**Exercise directions**
Filter the entries below, keeping every line that has the word "document".

(Stored data entries)

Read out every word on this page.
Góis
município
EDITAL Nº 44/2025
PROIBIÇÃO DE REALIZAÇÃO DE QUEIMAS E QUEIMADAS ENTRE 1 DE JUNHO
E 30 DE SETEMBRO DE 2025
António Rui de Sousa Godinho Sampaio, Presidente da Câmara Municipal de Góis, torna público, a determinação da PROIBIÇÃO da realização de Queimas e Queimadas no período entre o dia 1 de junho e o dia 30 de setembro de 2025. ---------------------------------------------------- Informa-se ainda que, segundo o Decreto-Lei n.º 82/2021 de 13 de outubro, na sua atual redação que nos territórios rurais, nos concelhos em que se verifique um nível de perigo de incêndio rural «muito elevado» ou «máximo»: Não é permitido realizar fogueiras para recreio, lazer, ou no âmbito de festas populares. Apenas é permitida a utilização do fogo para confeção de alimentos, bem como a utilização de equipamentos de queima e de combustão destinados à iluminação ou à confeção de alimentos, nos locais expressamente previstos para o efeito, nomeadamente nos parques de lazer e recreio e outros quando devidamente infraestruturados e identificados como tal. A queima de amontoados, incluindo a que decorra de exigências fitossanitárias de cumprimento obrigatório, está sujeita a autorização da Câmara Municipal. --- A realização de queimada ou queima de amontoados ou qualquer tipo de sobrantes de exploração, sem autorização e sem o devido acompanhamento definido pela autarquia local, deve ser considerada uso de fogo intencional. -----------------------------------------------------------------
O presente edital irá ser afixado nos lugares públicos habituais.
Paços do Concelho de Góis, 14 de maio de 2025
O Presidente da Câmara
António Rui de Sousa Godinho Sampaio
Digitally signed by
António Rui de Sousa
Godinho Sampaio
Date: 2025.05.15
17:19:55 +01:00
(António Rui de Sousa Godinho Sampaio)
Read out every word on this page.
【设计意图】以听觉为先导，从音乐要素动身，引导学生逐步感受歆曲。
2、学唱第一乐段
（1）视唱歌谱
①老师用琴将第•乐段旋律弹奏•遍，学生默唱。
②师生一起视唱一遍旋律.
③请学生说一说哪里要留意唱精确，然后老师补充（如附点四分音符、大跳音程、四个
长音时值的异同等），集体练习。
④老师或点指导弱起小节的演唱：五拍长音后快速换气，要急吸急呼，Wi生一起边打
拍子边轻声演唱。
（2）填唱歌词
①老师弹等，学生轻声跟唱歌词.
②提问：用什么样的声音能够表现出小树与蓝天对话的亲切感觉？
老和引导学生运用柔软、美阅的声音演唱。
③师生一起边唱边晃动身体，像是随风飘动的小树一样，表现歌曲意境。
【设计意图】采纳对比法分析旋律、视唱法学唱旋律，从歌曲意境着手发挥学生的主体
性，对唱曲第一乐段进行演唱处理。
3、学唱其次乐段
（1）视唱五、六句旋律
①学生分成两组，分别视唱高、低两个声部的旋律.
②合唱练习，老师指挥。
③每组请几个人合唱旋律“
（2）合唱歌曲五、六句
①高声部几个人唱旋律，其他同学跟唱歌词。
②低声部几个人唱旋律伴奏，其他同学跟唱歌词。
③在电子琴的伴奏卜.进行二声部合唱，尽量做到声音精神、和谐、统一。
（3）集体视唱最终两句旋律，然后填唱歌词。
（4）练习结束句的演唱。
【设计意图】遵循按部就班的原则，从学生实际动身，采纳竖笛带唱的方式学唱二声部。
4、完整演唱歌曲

* * *

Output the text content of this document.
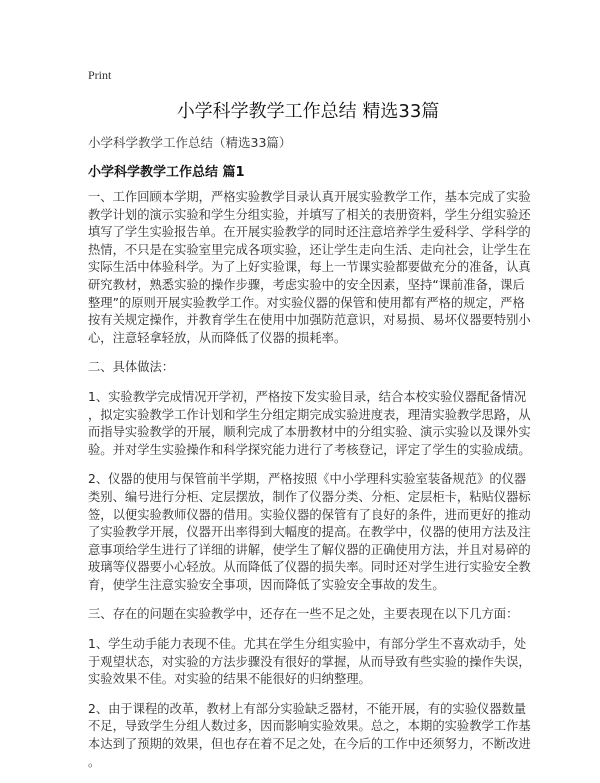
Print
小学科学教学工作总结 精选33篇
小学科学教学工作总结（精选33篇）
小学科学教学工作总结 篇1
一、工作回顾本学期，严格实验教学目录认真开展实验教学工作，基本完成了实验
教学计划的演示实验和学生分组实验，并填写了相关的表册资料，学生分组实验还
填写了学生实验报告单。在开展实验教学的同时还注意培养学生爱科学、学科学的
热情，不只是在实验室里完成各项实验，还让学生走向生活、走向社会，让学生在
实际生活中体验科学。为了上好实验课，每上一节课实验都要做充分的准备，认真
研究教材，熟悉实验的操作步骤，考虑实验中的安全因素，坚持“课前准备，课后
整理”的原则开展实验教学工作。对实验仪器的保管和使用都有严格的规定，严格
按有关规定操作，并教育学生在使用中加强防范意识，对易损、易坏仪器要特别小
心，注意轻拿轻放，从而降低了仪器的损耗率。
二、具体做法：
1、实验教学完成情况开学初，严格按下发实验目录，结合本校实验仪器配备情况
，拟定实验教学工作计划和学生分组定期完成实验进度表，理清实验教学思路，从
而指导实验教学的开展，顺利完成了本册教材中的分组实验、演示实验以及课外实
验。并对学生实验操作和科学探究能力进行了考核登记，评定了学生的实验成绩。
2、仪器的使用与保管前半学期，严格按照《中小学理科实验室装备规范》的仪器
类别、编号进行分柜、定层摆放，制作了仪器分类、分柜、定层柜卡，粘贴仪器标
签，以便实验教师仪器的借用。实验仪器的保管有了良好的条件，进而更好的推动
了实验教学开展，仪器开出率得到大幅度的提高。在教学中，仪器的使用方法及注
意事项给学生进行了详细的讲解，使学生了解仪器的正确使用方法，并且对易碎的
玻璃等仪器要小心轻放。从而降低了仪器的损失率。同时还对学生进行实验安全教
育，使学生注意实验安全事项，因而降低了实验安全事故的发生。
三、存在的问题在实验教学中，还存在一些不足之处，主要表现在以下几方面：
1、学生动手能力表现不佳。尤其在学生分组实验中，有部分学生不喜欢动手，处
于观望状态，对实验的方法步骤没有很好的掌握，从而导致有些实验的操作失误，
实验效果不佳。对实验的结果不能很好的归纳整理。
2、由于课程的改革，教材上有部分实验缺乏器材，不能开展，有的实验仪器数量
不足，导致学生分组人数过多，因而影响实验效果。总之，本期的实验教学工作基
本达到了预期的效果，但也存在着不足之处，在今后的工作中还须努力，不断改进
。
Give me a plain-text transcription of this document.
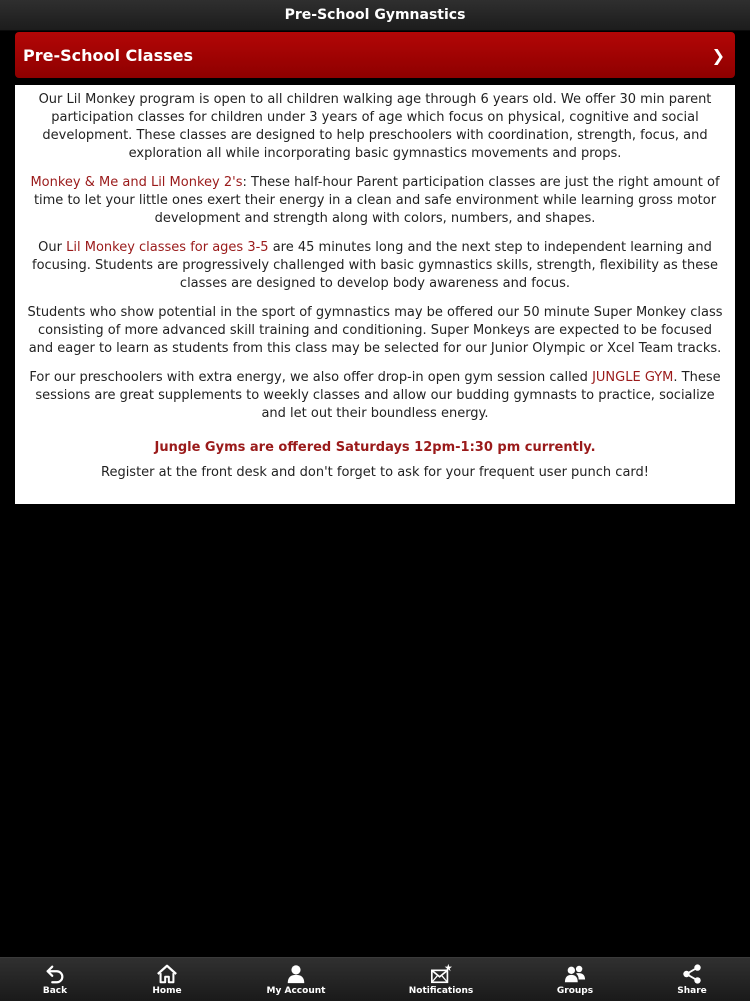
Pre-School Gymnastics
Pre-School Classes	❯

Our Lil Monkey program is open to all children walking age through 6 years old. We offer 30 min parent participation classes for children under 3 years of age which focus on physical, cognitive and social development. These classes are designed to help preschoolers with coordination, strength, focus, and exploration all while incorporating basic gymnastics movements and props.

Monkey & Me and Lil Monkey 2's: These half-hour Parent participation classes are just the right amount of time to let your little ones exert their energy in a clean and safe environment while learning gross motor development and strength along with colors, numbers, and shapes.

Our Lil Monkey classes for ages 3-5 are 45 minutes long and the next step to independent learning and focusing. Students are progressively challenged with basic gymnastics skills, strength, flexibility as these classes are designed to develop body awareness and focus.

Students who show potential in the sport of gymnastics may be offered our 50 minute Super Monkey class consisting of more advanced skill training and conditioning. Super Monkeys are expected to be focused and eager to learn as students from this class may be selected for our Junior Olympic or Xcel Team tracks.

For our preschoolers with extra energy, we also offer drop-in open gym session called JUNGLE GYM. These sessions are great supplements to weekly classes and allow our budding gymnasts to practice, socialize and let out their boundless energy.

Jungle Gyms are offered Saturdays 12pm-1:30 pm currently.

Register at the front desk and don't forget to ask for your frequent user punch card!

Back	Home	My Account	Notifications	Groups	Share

**Output for this task**
Output the text content of this document.
Give me a plain-text transcription of this document.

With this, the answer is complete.